GIVEN TASK
From the listing below, extract each line containing the string "hatch".

DATA SHOWN
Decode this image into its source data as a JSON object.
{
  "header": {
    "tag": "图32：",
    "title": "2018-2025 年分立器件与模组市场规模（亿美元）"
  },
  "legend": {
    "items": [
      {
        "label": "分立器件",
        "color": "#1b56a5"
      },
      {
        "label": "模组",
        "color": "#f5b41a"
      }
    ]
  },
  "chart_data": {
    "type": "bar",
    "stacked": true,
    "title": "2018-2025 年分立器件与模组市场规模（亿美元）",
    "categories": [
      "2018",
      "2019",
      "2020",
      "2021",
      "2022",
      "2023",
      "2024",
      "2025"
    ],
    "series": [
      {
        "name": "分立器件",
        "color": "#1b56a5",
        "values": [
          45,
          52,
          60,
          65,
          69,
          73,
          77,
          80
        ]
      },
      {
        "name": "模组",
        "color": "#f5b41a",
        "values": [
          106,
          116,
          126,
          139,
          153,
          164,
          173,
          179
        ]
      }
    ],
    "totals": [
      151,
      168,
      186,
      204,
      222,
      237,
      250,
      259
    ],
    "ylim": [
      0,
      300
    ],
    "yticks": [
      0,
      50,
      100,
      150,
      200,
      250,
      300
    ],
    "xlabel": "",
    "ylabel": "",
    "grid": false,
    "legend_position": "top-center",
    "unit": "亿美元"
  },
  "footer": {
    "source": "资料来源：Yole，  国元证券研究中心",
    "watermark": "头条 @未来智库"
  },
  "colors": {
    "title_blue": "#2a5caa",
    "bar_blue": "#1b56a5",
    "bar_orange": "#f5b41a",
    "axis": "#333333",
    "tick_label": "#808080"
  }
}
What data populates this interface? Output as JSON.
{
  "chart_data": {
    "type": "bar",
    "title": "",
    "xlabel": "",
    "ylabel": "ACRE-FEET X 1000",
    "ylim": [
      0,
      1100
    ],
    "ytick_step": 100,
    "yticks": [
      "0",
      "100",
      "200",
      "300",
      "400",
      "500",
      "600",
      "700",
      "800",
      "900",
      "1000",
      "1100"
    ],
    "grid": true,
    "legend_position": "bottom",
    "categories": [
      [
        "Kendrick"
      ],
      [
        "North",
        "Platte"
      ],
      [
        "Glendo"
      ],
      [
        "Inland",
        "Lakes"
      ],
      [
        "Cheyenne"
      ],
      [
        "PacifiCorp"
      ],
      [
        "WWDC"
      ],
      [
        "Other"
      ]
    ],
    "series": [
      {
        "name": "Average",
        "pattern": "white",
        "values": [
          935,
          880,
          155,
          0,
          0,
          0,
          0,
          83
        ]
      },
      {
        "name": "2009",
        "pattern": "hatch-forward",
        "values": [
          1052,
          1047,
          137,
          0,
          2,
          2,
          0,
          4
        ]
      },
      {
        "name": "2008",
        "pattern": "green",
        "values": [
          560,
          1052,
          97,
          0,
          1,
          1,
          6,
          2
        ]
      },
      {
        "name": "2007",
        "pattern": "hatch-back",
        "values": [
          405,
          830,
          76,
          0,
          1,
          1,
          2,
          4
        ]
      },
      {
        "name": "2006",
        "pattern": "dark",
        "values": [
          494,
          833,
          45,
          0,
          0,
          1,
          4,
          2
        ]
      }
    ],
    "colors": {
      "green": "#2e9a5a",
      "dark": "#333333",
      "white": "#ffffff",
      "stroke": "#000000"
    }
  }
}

...

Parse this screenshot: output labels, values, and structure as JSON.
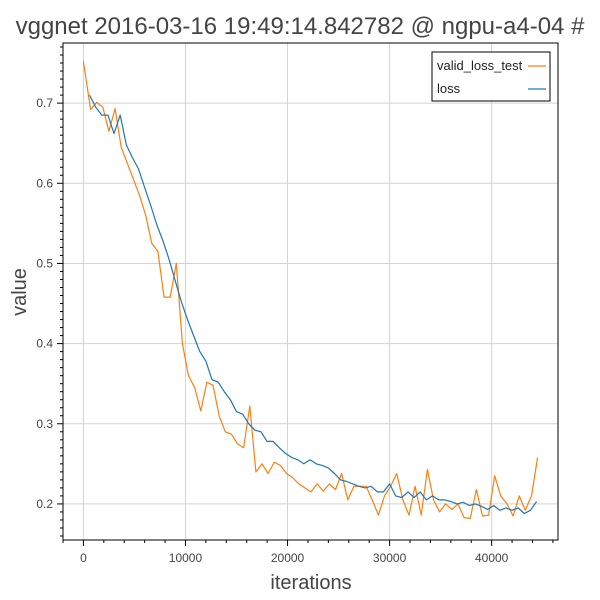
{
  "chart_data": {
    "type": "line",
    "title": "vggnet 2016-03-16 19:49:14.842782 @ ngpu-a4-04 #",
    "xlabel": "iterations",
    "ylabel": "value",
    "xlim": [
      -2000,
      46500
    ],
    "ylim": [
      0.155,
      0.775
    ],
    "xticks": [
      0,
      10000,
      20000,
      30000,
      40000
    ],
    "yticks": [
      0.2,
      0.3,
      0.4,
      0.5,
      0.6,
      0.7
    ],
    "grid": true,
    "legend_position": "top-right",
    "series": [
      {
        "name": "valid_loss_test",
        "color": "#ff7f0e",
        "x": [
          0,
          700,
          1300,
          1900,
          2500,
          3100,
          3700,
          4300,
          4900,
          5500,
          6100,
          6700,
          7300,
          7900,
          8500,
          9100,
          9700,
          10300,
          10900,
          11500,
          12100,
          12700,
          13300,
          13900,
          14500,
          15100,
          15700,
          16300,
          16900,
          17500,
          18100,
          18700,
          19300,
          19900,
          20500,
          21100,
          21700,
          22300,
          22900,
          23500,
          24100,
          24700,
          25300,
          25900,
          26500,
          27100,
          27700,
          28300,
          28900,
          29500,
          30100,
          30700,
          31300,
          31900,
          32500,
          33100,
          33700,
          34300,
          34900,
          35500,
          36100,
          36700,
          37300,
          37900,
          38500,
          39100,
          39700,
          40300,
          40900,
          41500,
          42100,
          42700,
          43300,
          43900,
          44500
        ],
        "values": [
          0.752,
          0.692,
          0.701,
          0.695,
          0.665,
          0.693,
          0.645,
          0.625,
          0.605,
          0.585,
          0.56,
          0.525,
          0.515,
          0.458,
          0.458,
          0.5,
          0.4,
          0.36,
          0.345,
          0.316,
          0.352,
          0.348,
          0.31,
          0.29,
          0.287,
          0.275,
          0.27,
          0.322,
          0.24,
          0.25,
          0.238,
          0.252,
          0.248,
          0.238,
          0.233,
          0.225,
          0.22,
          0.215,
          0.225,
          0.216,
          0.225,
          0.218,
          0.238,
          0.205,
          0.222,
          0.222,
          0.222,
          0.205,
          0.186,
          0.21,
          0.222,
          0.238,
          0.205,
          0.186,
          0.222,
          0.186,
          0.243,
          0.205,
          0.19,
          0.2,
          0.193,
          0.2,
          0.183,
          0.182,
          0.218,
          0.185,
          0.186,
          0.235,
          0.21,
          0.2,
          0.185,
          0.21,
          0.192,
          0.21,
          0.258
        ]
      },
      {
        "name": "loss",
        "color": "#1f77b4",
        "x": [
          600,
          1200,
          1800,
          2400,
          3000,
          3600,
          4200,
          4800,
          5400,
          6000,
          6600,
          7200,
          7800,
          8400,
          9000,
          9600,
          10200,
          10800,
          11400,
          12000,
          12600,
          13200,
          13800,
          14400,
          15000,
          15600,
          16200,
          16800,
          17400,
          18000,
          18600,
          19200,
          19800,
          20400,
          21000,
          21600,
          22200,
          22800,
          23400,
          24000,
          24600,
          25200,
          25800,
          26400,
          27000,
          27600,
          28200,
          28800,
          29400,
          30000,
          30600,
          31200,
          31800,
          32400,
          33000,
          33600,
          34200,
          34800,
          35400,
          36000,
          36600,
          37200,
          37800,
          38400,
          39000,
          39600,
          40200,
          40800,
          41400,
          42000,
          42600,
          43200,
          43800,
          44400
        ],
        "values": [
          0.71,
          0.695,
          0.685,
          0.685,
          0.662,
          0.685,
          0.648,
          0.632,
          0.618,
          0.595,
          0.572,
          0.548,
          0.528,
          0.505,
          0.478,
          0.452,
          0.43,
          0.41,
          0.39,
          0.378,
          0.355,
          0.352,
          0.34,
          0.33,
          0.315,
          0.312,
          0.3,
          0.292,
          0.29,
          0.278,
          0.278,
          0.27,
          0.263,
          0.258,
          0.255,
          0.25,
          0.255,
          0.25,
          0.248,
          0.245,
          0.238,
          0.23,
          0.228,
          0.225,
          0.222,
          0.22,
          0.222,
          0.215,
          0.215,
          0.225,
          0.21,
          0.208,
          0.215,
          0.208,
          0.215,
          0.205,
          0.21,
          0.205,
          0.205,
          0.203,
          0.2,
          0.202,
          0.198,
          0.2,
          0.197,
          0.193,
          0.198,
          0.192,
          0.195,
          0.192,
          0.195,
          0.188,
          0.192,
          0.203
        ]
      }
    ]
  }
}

SOLUTION FOR THIS TASK
        "pattern": "hatch-forward",
        "pattern": "hatch-back",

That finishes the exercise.